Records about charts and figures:
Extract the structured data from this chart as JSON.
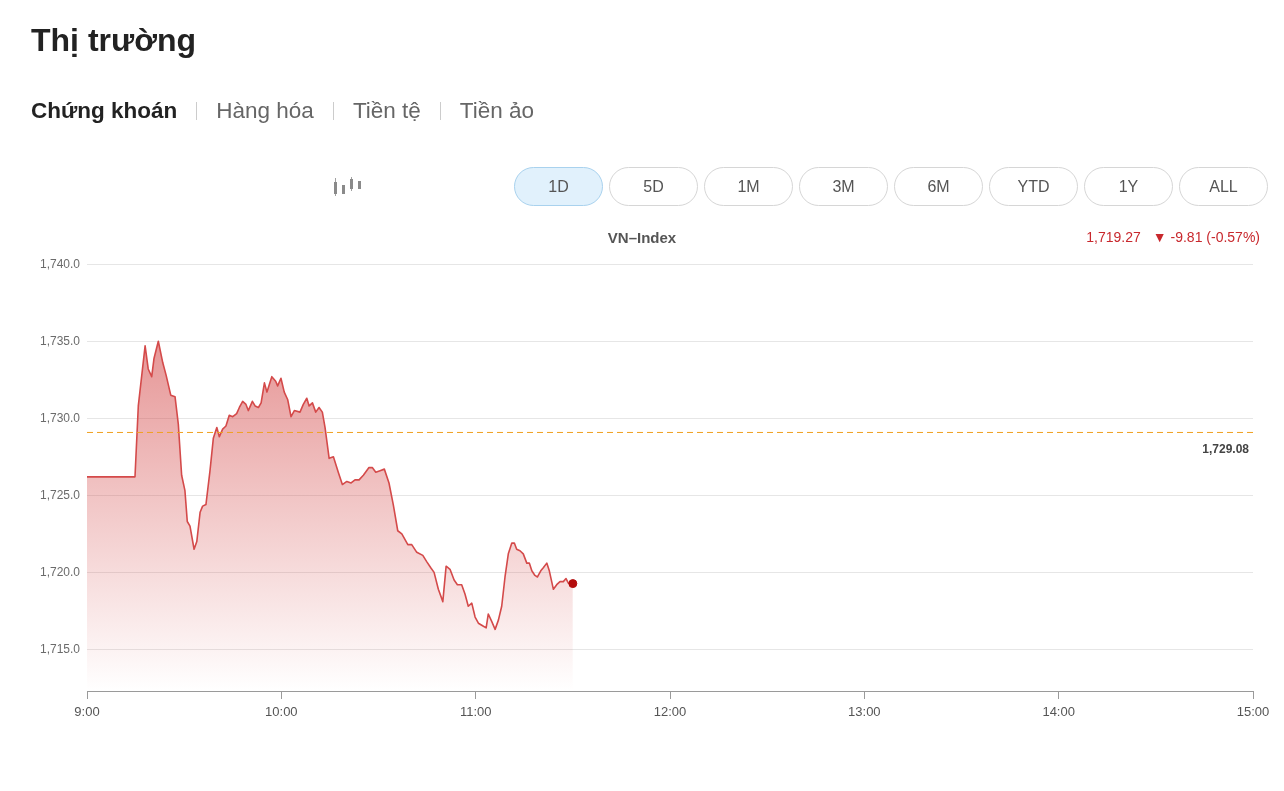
{
  "chart_data": {
    "type": "area",
    "title": "VN–Index",
    "annotations": [
      "Thị trường",
      "Chứng khoán",
      "Hàng hóa",
      "Tiền tệ",
      "Tiền ảo",
      "1D",
      "5D",
      "1M",
      "3M",
      "6M",
      "YTD",
      "1Y",
      "ALL",
      "1,719.27",
      "▼ -9.81 (-0.57%)"
    ],
    "series": [
      {
        "color": "#d44a4a",
        "x": [
          9.0,
          9.247,
          9.264,
          9.299,
          9.315,
          9.333,
          9.345,
          9.367,
          9.39,
          9.407,
          9.431,
          9.453,
          9.47,
          9.487,
          9.504,
          9.516,
          9.53,
          9.551,
          9.565,
          9.582,
          9.595,
          9.612,
          9.633,
          9.65,
          9.668,
          9.681,
          9.698,
          9.715,
          9.732,
          9.75,
          9.77,
          9.784,
          9.801,
          9.818,
          9.83,
          9.851,
          9.865,
          9.882,
          9.896,
          9.913,
          9.926,
          9.951,
          9.971,
          9.981,
          9.998,
          10.015,
          10.033,
          10.05,
          10.067,
          10.096,
          10.113,
          10.131,
          10.143,
          10.16,
          10.177,
          10.194,
          10.211,
          10.225,
          10.246,
          10.268,
          10.293,
          10.314,
          10.337,
          10.359,
          10.379,
          10.4,
          10.422,
          10.451,
          10.468,
          10.486,
          10.508,
          10.53,
          10.554,
          10.576,
          10.599,
          10.62,
          10.651,
          10.671,
          10.697,
          10.728,
          10.748,
          10.769,
          10.786,
          10.808,
          10.831,
          10.848,
          10.868,
          10.889,
          10.906,
          10.928,
          10.945,
          10.962,
          10.98,
          10.997,
          11.014,
          11.04,
          11.054,
          11.065,
          11.083,
          11.1,
          11.117,
          11.134,
          11.151,
          11.168,
          11.186,
          11.199,
          11.211,
          11.228,
          11.245,
          11.263,
          11.276,
          11.289,
          11.305,
          11.318,
          11.335,
          11.348,
          11.366,
          11.379,
          11.4,
          11.417,
          11.434,
          11.451,
          11.465,
          11.477,
          11.5
        ],
        "values": [
          1726.2,
          1726.2,
          1730.8,
          1734.7,
          1733.2,
          1732.7,
          1733.9,
          1735.0,
          1733.6,
          1732.8,
          1731.5,
          1731.4,
          1729.6,
          1726.3,
          1725.3,
          1723.3,
          1723.0,
          1721.5,
          1722.0,
          1723.9,
          1724.3,
          1724.4,
          1726.6,
          1728.7,
          1729.4,
          1728.8,
          1729.3,
          1729.5,
          1730.2,
          1730.1,
          1730.3,
          1730.7,
          1731.1,
          1730.9,
          1730.5,
          1731.1,
          1730.8,
          1730.7,
          1731.0,
          1732.3,
          1731.7,
          1732.7,
          1732.4,
          1732.1,
          1732.6,
          1731.7,
          1731.2,
          1730.1,
          1730.5,
          1730.4,
          1730.9,
          1731.3,
          1730.8,
          1731.0,
          1730.4,
          1730.7,
          1730.4,
          1729.4,
          1727.4,
          1727.5,
          1726.5,
          1725.7,
          1725.9,
          1725.8,
          1726.0,
          1726.0,
          1726.3,
          1726.8,
          1726.8,
          1726.5,
          1726.6,
          1726.7,
          1725.8,
          1724.4,
          1722.7,
          1722.5,
          1721.8,
          1721.8,
          1721.3,
          1721.1,
          1720.7,
          1720.3,
          1720.0,
          1718.9,
          1718.1,
          1720.4,
          1720.2,
          1719.5,
          1719.2,
          1719.2,
          1718.6,
          1717.8,
          1718.0,
          1717.1,
          1716.7,
          1716.5,
          1716.4,
          1717.3,
          1716.8,
          1716.3,
          1716.9,
          1717.8,
          1719.7,
          1721.2,
          1721.9,
          1721.9,
          1721.5,
          1721.4,
          1721.2,
          1720.6,
          1720.6,
          1720.1,
          1719.8,
          1719.7,
          1720.1,
          1720.3,
          1720.6,
          1720.1,
          1718.9,
          1719.2,
          1719.4,
          1719.4,
          1719.6,
          1719.3,
          1719.27
        ]
      },
      {
        "type": "scatter",
        "color": "#b30d0d",
        "marker": "circle",
        "x": [
          11.5
        ],
        "values": [
          1719.27
        ]
      }
    ],
    "xlim": [
      9,
      15
    ],
    "xticks": [
      {
        "value": 9,
        "label": "9:00"
      },
      {
        "value": 10,
        "label": "10:00"
      },
      {
        "value": 11,
        "label": "11:00"
      },
      {
        "value": 12,
        "label": "12:00"
      },
      {
        "value": 13,
        "label": "13:00"
      },
      {
        "value": 14,
        "label": "14:00"
      },
      {
        "value": 15,
        "label": "15:00"
      }
    ],
    "ylim": [
      1712.3,
      1740
    ],
    "yticks": [
      {
        "value": 1715,
        "label": "1,715.0"
      },
      {
        "value": 1720,
        "label": "1,720.0"
      },
      {
        "value": 1725,
        "label": "1,725.0"
      },
      {
        "value": 1730,
        "label": "1,730.0"
      },
      {
        "value": 1735,
        "label": "1,735.0"
      },
      {
        "value": 1740,
        "label": "1,740.0"
      }
    ],
    "ref_lines": [
      {
        "axis": "y",
        "value": 1729.08,
        "label": "1,729.08",
        "color": "#f0a020",
        "line_style": "dashed"
      }
    ],
    "grid": "y"
  }
}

- **WHAT YOU NEED TO DO**:
Working from the lines above, reproduce the material exactly and exclude its pictures.

- **RESULT OF THIS EXERCISE**:
Extract the structured data from this chart as JSON.
{
  "chart_data": {
    "type": "area",
    "title": "VN–Index",
    "annotations": [
      "Thị trường",
      "Chứng khoán",
      "Hàng hóa",
      "Tiền tệ",
      "Tiền ảo",
      "1D",
      "5D",
      "1M",
      "3M",
      "6M",
      "YTD",
      "1Y",
      "ALL",
      "1,719.27",
      "▼ -9.81 (-0.57%)"
    ],
    "series": [
      {
        "color": "#d44a4a",
        "x": [
          9.0,
          9.247,
          9.264,
          9.299,
          9.315,
          9.333,
          9.345,
          9.367,
          9.39,
          9.407,
          9.431,
          9.453,
          9.47,
          9.487,
          9.504,
          9.516,
          9.53,
          9.551,
          9.565,
          9.582,
          9.595,
          9.612,
          9.633,
          9.65,
          9.668,
          9.681,
          9.698,
          9.715,
          9.732,
          9.75,
          9.77,
          9.784,
          9.801,
          9.818,
          9.83,
          9.851,
          9.865,
          9.882,
          9.896,
          9.913,
          9.926,
          9.951,
          9.971,
          9.981,
          9.998,
          10.015,
          10.033,
          10.05,
          10.067,
          10.096,
          10.113,
          10.131,
          10.143,
          10.16,
          10.177,
          10.194,
          10.211,
          10.225,
          10.246,
          10.268,
          10.293,
          10.314,
          10.337,
          10.359,
          10.379,
          10.4,
          10.422,
          10.451,
          10.468,
          10.486,
          10.508,
          10.53,
          10.554,
          10.576,
          10.599,
          10.62,
          10.651,
          10.671,
          10.697,
          10.728,
          10.748,
          10.769,
          10.786,
          10.808,
          10.831,
          10.848,
          10.868,
          10.889,
          10.906,
          10.928,
          10.945,
          10.962,
          10.98,
          10.997,
          11.014,
          11.04,
          11.054,
          11.065,
          11.083,
          11.1,
          11.117,
          11.134,
          11.151,
          11.168,
          11.186,
          11.199,
          11.211,
          11.228,
          11.245,
          11.263,
          11.276,
          11.289,
          11.305,
          11.318,
          11.335,
          11.348,
          11.366,
          11.379,
          11.4,
          11.417,
          11.434,
          11.451,
          11.465,
          11.477,
          11.5
        ],
        "values": [
          1726.2,
          1726.2,
          1730.8,
          1734.7,
          1733.2,
          1732.7,
          1733.9,
          1735.0,
          1733.6,
          1732.8,
          1731.5,
          1731.4,
          1729.6,
          1726.3,
          1725.3,
          1723.3,
          1723.0,
          1721.5,
          1722.0,
          1723.9,
          1724.3,
          1724.4,
          1726.6,
          1728.7,
          1729.4,
          1728.8,
          1729.3,
          1729.5,
          1730.2,
          1730.1,
          1730.3,
          1730.7,
          1731.1,
          1730.9,
          1730.5,
          1731.1,
          1730.8,
          1730.7,
          1731.0,
          1732.3,
          1731.7,
          1732.7,
          1732.4,
          1732.1,
          1732.6,
          1731.7,
          1731.2,
          1730.1,
          1730.5,
          1730.4,
          1730.9,
          1731.3,
          1730.8,
          1731.0,
          1730.4,
          1730.7,
          1730.4,
          1729.4,
          1727.4,
          1727.5,
          1726.5,
          1725.7,
          1725.9,
          1725.8,
          1726.0,
          1726.0,
          1726.3,
          1726.8,
          1726.8,
          1726.5,
          1726.6,
          1726.7,
          1725.8,
          1724.4,
          1722.7,
          1722.5,
          1721.8,
          1721.8,
          1721.3,
          1721.1,
          1720.7,
          1720.3,
          1720.0,
          1718.9,
          1718.1,
          1720.4,
          1720.2,
          1719.5,
          1719.2,
          1719.2,
          1718.6,
          1717.8,
          1718.0,
          1717.1,
          1716.7,
          1716.5,
          1716.4,
          1717.3,
          1716.8,
          1716.3,
          1716.9,
          1717.8,
          1719.7,
          1721.2,
          1721.9,
          1721.9,
          1721.5,
          1721.4,
          1721.2,
          1720.6,
          1720.6,
          1720.1,
          1719.8,
          1719.7,
          1720.1,
          1720.3,
          1720.6,
          1720.1,
          1718.9,
          1719.2,
          1719.4,
          1719.4,
          1719.6,
          1719.3,
          1719.27
        ]
      },
      {
        "type": "scatter",
        "color": "#b30d0d",
        "marker": "circle",
        "x": [
          11.5
        ],
        "values": [
          1719.27
        ]
      }
    ],
    "xlim": [
      9,
      15
    ],
    "xticks": [
      {
        "value": 9,
        "label": "9:00"
      },
      {
        "value": 10,
        "label": "10:00"
      },
      {
        "value": 11,
        "label": "11:00"
      },
      {
        "value": 12,
        "label": "12:00"
      },
      {
        "value": 13,
        "label": "13:00"
      },
      {
        "value": 14,
        "label": "14:00"
      },
      {
        "value": 15,
        "label": "15:00"
      }
    ],
    "ylim": [
      1712.3,
      1740
    ],
    "yticks": [
      {
        "value": 1715,
        "label": "1,715.0"
      },
      {
        "value": 1720,
        "label": "1,720.0"
      },
      {
        "value": 1725,
        "label": "1,725.0"
      },
      {
        "value": 1730,
        "label": "1,730.0"
      },
      {
        "value": 1735,
        "label": "1,735.0"
      },
      {
        "value": 1740,
        "label": "1,740.0"
      }
    ],
    "ref_lines": [
      {
        "axis": "y",
        "value": 1729.08,
        "label": "1,729.08",
        "color": "#f0a020",
        "line_style": "dashed"
      }
    ],
    "grid": "y"
  }
}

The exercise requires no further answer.